• [Records shown]:
— begin —

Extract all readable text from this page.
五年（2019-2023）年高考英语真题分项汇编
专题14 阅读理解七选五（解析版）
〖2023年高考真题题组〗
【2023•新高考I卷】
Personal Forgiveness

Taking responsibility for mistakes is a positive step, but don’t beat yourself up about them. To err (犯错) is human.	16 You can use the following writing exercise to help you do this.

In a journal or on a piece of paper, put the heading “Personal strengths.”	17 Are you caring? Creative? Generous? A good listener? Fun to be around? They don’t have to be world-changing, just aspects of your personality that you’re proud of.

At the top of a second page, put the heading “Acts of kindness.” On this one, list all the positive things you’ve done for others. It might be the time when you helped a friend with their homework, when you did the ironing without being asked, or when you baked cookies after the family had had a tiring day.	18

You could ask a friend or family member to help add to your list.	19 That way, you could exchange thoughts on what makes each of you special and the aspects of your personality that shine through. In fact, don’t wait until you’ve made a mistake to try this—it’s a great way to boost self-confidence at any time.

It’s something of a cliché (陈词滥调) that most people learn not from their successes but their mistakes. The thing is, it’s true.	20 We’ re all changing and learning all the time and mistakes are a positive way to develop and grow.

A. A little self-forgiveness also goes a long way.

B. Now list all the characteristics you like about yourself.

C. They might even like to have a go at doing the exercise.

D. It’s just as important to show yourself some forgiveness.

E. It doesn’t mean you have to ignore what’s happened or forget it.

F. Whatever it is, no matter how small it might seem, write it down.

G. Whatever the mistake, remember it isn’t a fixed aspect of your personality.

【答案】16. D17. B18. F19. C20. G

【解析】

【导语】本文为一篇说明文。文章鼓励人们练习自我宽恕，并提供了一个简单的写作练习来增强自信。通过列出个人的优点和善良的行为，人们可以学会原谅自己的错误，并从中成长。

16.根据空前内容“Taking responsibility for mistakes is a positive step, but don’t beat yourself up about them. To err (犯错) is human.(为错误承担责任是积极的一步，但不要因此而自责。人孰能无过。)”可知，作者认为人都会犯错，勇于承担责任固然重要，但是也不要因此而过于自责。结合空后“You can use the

— end —

• [What you have to do]:
Copy down the whole of the data above, matching it exactly.

• [Solution to this task]:
Extract all readable text from this page.
五年（2019-2023）年高考英语真题分项汇编
专题14 阅读理解七选五（解析版）
〖2023年高考真题题组〗
【2023•新高考I卷】
Personal Forgiveness

Taking responsibility for mistakes is a positive step, but don’t beat yourself up about them. To err (犯错) is human.	16 You can use the following writing exercise to help you do this.

In a journal or on a piece of paper, put the heading “Personal strengths.”	17 Are you caring? Creative? Generous? A good listener? Fun to be around? They don’t have to be world-changing, just aspects of your personality that you’re proud of.

At the top of a second page, put the heading “Acts of kindness.” On this one, list all the positive things you’ve done for others. It might be the time when you helped a friend with their homework, when you did the ironing without being asked, or when you baked cookies after the family had had a tiring day.	18

You could ask a friend or family member to help add to your list.	19 That way, you could exchange thoughts on what makes each of you special and the aspects of your personality that shine through. In fact, don’t wait until you’ve made a mistake to try this—it’s a great way to boost self-confidence at any time.

It’s something of a cliché (陈词滥调) that most people learn not from their successes but their mistakes. The thing is, it’s true.	20 We’ re all changing and learning all the time and mistakes are a positive way to develop and grow.

A. A little self-forgiveness also goes a long way.

B. Now list all the characteristics you like about yourself.

C. They might even like to have a go at doing the exercise.

D. It’s just as important to show yourself some forgiveness.

E. It doesn’t mean you have to ignore what’s happened or forget it.

F. Whatever it is, no matter how small it might seem, write it down.

G. Whatever the mistake, remember it isn’t a fixed aspect of your personality.

【答案】16. D17. B18. F19. C20. G

【解析】

【导语】本文为一篇说明文。文章鼓励人们练习自我宽恕，并提供了一个简单的写作练习来增强自信。通过列出个人的优点和善良的行为，人们可以学会原谅自己的错误，并从中成长。

16.根据空前内容“Taking responsibility for mistakes is a positive step, but don’t beat yourself up about them. To err (犯错) is human.(为错误承担责任是积极的一步，但不要因此而自责。人孰能无过。)”可知，作者认为人都会犯错，勇于承担责任固然重要，但是也不要因此而过于自责。结合空后“You can use the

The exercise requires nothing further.